Leave out the pictures and repeat everything else in the records exactly.
--- START GIVEN RECORDS ---
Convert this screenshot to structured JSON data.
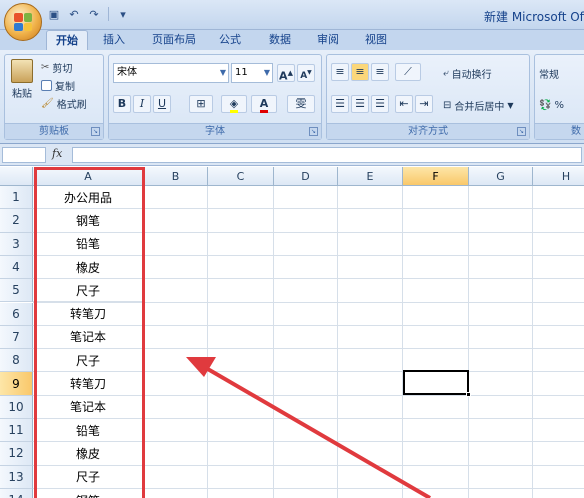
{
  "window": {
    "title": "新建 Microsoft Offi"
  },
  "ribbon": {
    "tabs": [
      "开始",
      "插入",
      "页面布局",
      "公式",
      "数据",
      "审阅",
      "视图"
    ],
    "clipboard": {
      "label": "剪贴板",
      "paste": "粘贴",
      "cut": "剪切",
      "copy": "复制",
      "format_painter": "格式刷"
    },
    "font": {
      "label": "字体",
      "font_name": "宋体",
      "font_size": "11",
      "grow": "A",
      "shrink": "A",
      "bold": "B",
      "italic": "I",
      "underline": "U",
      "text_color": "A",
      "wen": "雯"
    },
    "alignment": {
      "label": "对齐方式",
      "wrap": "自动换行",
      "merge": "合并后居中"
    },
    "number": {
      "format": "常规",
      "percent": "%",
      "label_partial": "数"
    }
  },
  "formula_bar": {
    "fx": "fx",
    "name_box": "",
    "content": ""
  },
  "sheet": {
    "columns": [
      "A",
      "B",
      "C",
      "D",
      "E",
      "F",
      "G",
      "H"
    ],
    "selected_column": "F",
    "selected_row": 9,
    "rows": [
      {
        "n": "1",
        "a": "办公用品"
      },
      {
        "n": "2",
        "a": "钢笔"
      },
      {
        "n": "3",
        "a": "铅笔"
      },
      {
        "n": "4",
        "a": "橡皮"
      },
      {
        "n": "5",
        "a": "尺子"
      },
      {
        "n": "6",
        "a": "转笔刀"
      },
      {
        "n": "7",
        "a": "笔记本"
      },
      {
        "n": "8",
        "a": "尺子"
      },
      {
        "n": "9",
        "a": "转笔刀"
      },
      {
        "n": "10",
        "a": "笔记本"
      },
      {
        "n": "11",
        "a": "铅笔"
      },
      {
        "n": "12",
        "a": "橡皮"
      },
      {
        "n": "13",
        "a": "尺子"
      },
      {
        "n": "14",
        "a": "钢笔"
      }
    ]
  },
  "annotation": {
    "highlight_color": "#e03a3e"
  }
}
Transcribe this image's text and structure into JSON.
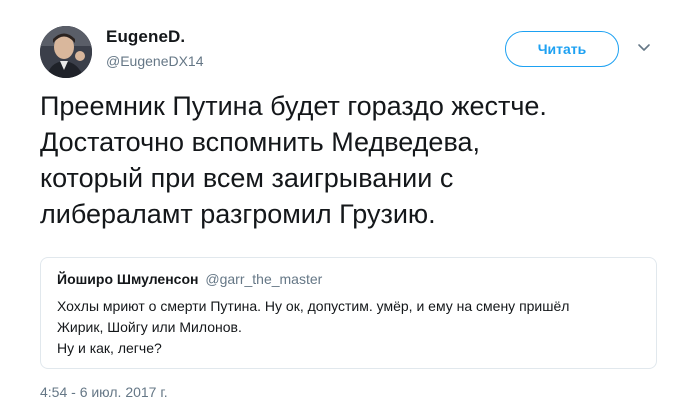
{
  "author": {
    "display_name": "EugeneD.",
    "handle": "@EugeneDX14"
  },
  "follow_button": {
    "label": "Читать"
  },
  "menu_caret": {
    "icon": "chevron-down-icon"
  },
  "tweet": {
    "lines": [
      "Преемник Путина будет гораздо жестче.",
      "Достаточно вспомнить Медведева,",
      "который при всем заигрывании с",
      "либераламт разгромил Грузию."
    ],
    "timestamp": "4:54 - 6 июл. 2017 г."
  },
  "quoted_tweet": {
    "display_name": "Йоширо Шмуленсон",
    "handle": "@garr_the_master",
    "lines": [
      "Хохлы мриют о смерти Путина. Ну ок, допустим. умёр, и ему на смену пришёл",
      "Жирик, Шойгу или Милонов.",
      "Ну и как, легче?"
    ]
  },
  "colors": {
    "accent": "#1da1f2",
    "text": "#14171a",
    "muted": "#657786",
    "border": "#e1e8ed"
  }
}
--- END GIVEN RECORDS ---
■ RESULT
Convert this screenshot to structured JSON data.
{
  "window": {
    "title": "新建 Microsoft Offi"
  },
  "ribbon": {
    "tabs": [
      "开始",
      "插入",
      "页面布局",
      "公式",
      "数据",
      "审阅",
      "视图"
    ],
    "clipboard": {
      "label": "剪贴板",
      "paste": "粘贴",
      "cut": "剪切",
      "copy": "复制",
      "format_painter": "格式刷"
    },
    "font": {
      "label": "字体",
      "font_name": "宋体",
      "font_size": "11",
      "grow": "A",
      "shrink": "A",
      "bold": "B",
      "italic": "I",
      "underline": "U",
      "text_color": "A",
      "wen": "雯"
    },
    "alignment": {
      "label": "对齐方式",
      "wrap": "自动换行",
      "merge": "合并后居中"
    },
    "number": {
      "format": "常规",
      "percent": "%",
      "label_partial": "数"
    }
  },
  "formula_bar": {
    "fx": "fx",
    "name_box": "",
    "content": ""
  },
  "sheet": {
    "columns": [
      "A",
      "B",
      "C",
      "D",
      "E",
      "F",
      "G",
      "H"
    ],
    "selected_column": "F",
    "selected_row": 9,
    "rows": [
      {
        "n": "1",
        "a": "办公用品"
      },
      {
        "n": "2",
        "a": "钢笔"
      },
      {
        "n": "3",
        "a": "铅笔"
      },
      {
        "n": "4",
        "a": "橡皮"
      },
      {
        "n": "5",
        "a": "尺子"
      },
      {
        "n": "6",
        "a": "转笔刀"
      },
      {
        "n": "7",
        "a": "笔记本"
      },
      {
        "n": "8",
        "a": "尺子"
      },
      {
        "n": "9",
        "a": "转笔刀"
      },
      {
        "n": "10",
        "a": "笔记本"
      },
      {
        "n": "11",
        "a": "铅笔"
      },
      {
        "n": "12",
        "a": "橡皮"
      },
      {
        "n": "13",
        "a": "尺子"
      },
      {
        "n": "14",
        "a": "钢笔"
      }
    ]
  },
  "annotation": {
    "highlight_color": "#e03a3e"
  }
}
Transcribe this image's text and structure into JSON.
{
  "author": {
    "display_name": "EugeneD.",
    "handle": "@EugeneDX14"
  },
  "follow_button": {
    "label": "Читать"
  },
  "menu_caret": {
    "icon": "chevron-down-icon"
  },
  "tweet": {
    "lines": [
      "Преемник Путина будет гораздо жестче.",
      "Достаточно вспомнить Медведева,",
      "который при всем заигрывании с",
      "либераламт разгромил Грузию."
    ],
    "timestamp": "4:54 - 6 июл. 2017 г."
  },
  "quoted_tweet": {
    "display_name": "Йоширо Шмуленсон",
    "handle": "@garr_the_master",
    "lines": [
      "Хохлы мриют о смерти Путина. Ну ок, допустим. умёр, и ему на смену пришёл",
      "Жирик, Шойгу или Милонов.",
      "Ну и как, легче?"
    ]
  },
  "colors": {
    "accent": "#1da1f2",
    "text": "#14171a",
    "muted": "#657786",
    "border": "#e1e8ed"
  }
}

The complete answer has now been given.